EXTRACTED TEXT.
-----BEGIN PGP SIGNED MESSAGE-----
Hash: SHA1

Hi,

yes, I have multiple clusters, some with infiniband, some with mx, some
nodes with both Myrinet et Infiniband hardware and others with ethernet
only.

I reproduced it on a vanilla 1.4.1 and 1.4.2 with and without the
- --with-mx switch.

this is the output I get on a node with ethernet and infiniband hardware.
note the Error regarding mx.

$ ~/openmpi-1.4.2-bin/bin/mpirun ~/bwlat/mpi_helloworld
[bordeplage-9.bordeaux.grid5000.fr:32365] Error in mx_init (error No MX
device entry in /dev.)
[bordeplage-9.bordeaux.grid5000.fr:32365] mca_btl_mx_component_init:
mx_get_info(MX_NIC_COUNT) failed with status 4(MX not initialized.)
Hello world from process 0 of 1
[bordeplage-9:32365] *** Process received signal ***
[bordeplage-9:32365] Signal: Segmentation fault (11)
[bordeplage-9:32365] Signal code: Address not mapped (1)
[bordeplage-9:32365] Failing at address: 0x7f53bb7bb360
- --------------------------------------------------------------------------
mpirun noticed that process rank 0 with PID 32365 on node
bordeplage-9.bordeaux.grid5000.fr exited on signal 11 (Segmentation fault).
- --------------------------------------------------------------------------

I recompiled a 1.4.2 --with-openib --without-mx and the problem is gone
(no segfault, no error message).
seems you aimed at the right spot.

now the problem is that I need support for both.
I could compile two versions of openmpi and deploy appropriate versions
on each cluster with support either for mx, either for openib... but
it's quite painful and well, how should I manage nodes with both?

ENTRIES PROVIDED.
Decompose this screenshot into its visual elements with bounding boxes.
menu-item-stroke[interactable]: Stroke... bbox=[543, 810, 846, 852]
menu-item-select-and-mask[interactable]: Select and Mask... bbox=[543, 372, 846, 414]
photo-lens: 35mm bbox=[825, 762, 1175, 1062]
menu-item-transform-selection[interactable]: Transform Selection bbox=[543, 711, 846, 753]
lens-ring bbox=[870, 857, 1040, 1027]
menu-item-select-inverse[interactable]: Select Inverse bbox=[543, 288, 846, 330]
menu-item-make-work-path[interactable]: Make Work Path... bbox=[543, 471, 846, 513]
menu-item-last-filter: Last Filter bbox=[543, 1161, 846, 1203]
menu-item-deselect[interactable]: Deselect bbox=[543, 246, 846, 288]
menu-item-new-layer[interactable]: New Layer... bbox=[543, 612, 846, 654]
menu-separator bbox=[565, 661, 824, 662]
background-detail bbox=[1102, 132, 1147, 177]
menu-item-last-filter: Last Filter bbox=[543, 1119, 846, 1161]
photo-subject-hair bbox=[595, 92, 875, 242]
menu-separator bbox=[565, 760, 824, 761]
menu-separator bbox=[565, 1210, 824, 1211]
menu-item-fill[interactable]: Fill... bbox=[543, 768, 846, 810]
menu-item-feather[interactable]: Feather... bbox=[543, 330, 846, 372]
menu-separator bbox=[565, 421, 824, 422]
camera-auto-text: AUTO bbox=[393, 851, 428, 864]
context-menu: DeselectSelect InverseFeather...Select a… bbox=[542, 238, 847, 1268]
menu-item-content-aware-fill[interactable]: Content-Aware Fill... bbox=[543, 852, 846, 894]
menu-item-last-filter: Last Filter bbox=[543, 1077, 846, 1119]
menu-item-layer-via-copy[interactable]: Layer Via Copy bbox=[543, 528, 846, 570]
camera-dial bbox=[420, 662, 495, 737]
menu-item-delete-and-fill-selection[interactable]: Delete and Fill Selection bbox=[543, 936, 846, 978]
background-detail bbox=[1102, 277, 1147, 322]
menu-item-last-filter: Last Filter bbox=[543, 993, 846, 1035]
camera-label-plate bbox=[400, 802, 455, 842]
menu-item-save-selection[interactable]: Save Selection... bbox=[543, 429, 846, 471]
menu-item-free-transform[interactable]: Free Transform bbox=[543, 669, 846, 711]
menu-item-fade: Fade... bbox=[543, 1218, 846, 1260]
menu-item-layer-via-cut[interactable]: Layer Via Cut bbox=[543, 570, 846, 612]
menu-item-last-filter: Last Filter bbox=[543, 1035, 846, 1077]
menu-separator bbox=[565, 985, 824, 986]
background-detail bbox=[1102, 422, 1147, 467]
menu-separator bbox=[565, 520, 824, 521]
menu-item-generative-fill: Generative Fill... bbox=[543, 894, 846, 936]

EXERCISE TASKS.
• A. In the Open MPI segfault message, with which configure options was version 1.4.2 recompiled to make the problem go away?
• B. Resume the Open MPI segfault message after its final sentence.

SOLVED TASKS.
• A. It was recompiled with --with-openib and --without-mx.

• B.
for now I'll be sticking to a version of openmpi compiled with both
hardware support and --without-memory-manager.
unless the list has a better idea?

thanks for the input, much appreciated.
if you need further infos, I can recompile everything with -g and fire a
gdb and locate the segfault more precisely.

On 06/01/2010 03:34 PM, Jeff Squyres wrote:
> Are you running on nodes with both MX and OpenFabrics?
> 
> I don't know if this is a well-tested scenario -- there may be some strange 
> interactions in the registered memory management between MX and OpenFabrics 
> verbs.  
> 
> FWIW, you should be able to disable Open MPI's memory management at run time 
> in the 1.4 series by setting the environment variable 
> OMPI_MCA_memory_ptmalloc2_disable to 1 (for good measure, ensure that it's 
> set on all nodes where you are running Open MPI).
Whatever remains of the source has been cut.